TASK GOAL - Your task is to print the material below exactly as presented.

[Dataset records]
○ ○ ○ ○ ○ ○ ○
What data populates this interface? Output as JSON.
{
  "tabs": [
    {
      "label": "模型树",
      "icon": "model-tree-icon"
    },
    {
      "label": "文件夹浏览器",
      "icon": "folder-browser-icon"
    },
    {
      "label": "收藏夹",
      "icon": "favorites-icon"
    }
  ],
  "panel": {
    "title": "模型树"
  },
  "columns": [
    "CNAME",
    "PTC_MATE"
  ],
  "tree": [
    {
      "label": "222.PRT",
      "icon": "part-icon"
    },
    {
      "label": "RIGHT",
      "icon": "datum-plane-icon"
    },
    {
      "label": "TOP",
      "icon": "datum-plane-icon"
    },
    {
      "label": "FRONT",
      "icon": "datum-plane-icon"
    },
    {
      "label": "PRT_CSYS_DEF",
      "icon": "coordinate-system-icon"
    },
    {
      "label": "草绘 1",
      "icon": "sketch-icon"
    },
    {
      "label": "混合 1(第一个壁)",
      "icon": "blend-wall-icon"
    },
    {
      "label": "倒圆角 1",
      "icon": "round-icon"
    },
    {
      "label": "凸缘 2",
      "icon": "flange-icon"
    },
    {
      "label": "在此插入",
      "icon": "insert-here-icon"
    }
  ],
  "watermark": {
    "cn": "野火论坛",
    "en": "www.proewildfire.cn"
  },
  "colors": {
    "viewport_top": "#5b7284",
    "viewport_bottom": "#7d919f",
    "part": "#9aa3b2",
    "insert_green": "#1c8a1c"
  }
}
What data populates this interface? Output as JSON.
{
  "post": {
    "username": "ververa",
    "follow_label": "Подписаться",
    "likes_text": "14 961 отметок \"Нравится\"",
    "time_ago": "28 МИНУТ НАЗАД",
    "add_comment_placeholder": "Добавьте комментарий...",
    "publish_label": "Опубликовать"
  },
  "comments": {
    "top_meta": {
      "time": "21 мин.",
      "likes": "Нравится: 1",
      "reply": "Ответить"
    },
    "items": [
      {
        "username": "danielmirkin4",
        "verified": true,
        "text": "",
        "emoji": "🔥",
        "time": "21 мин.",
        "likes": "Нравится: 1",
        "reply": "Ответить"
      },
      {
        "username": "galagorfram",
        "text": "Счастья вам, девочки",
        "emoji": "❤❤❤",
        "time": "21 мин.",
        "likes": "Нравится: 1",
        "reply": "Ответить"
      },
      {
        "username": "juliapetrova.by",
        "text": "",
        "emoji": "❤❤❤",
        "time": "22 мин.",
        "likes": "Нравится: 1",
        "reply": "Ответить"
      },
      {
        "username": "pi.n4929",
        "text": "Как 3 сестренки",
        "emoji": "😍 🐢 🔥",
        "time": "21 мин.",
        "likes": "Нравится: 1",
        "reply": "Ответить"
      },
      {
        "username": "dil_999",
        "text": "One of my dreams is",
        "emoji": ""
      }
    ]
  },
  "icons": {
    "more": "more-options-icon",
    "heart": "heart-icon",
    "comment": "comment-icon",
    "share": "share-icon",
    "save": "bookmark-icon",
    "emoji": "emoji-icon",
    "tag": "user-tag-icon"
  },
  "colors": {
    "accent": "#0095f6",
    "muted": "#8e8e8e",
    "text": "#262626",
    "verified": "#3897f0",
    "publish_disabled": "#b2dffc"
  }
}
○ ○ ○ ○ ○ ○ ○
FULL SOLUTION -
What data populates this interface? Output as JSON.
{
  "tabs": [
    {
      "label": "模型树",
      "icon": "model-tree-icon"
    },
    {
      "label": "文件夹浏览器",
      "icon": "folder-browser-icon"
    },
    {
      "label": "收藏夹",
      "icon": "favorites-icon"
    }
  ],
  "panel": {
    "title": "模型树"
  },
  "columns": [
    "CNAME",
    "PTC_MATE"
  ],
  "tree": [
    {
      "label": "222.PRT",
      "icon": "part-icon"
    },
    {
      "label": "RIGHT",
      "icon": "datum-plane-icon"
    },
    {
      "label": "TOP",
      "icon": "datum-plane-icon"
    },
    {
      "label": "FRONT",
      "icon": "datum-plane-icon"
    },
    {
      "label": "PRT_CSYS_DEF",
      "icon": "coordinate-system-icon"
    },
    {
      "label": "草绘 1",
      "icon": "sketch-icon"
    },
    {
      "label": "混合 1(第一个壁)",
      "icon": "blend-wall-icon"
    },
    {
      "label": "倒圆角 1",
      "icon": "round-icon"
    },
    {
      "label": "凸缘 2",
      "icon": "flange-icon"
    },
    {
      "label": "在此插入",
      "icon": "insert-here-icon"
    }
  ],
  "watermark": {
    "cn": "野火论坛",
    "en": "www.proewildfire.cn"
  },
  "colors": {
    "viewport_top": "#5b7284",
    "viewport_bottom": "#7d919f",
    "part": "#9aa3b2",
    "insert_green": "#1c8a1c"
  }
}
What data populates this interface? Output as JSON.
{
  "post": {
    "username": "ververa",
    "follow_label": "Подписаться",
    "likes_text": "14 961 отметок \"Нравится\"",
    "time_ago": "28 МИНУТ НАЗАД",
    "add_comment_placeholder": "Добавьте комментарий...",
    "publish_label": "Опубликовать"
  },
  "comments": {
    "top_meta": {
      "time": "21 мин.",
      "likes": "Нравится: 1",
      "reply": "Ответить"
    },
    "items": [
      {
        "username": "danielmirkin4",
        "verified": true,
        "text": "",
        "emoji": "🔥",
        "time": "21 мин.",
        "likes": "Нравится: 1",
        "reply": "Ответить"
      },
      {
        "username": "galagorfram",
        "text": "Счастья вам, девочки",
        "emoji": "❤❤❤",
        "time": "21 мин.",
        "likes": "Нравится: 1",
        "reply": "Ответить"
      },
      {
        "username": "juliapetrova.by",
        "text": "",
        "emoji": "❤❤❤",
        "time": "22 мин.",
        "likes": "Нравится: 1",
        "reply": "Ответить"
      },
      {
        "username": "pi.n4929",
        "text": "Как 3 сестренки",
        "emoji": "😍 🐢 🔥",
        "time": "21 мин.",
        "likes": "Нравится: 1",
        "reply": "Ответить"
      },
      {
        "username": "dil_999",
        "text": "One of my dreams is",
        "emoji": ""
      }
    ]
  },
  "icons": {
    "more": "more-options-icon",
    "heart": "heart-icon",
    "comment": "comment-icon",
    "share": "share-icon",
    "save": "bookmark-icon",
    "emoji": "emoji-icon",
    "tag": "user-tag-icon"
  },
  "colors": {
    "accent": "#0095f6",
    "muted": "#8e8e8e",
    "text": "#262626",
    "verified": "#3897f0",
    "publish_disabled": "#b2dffc"
  }
}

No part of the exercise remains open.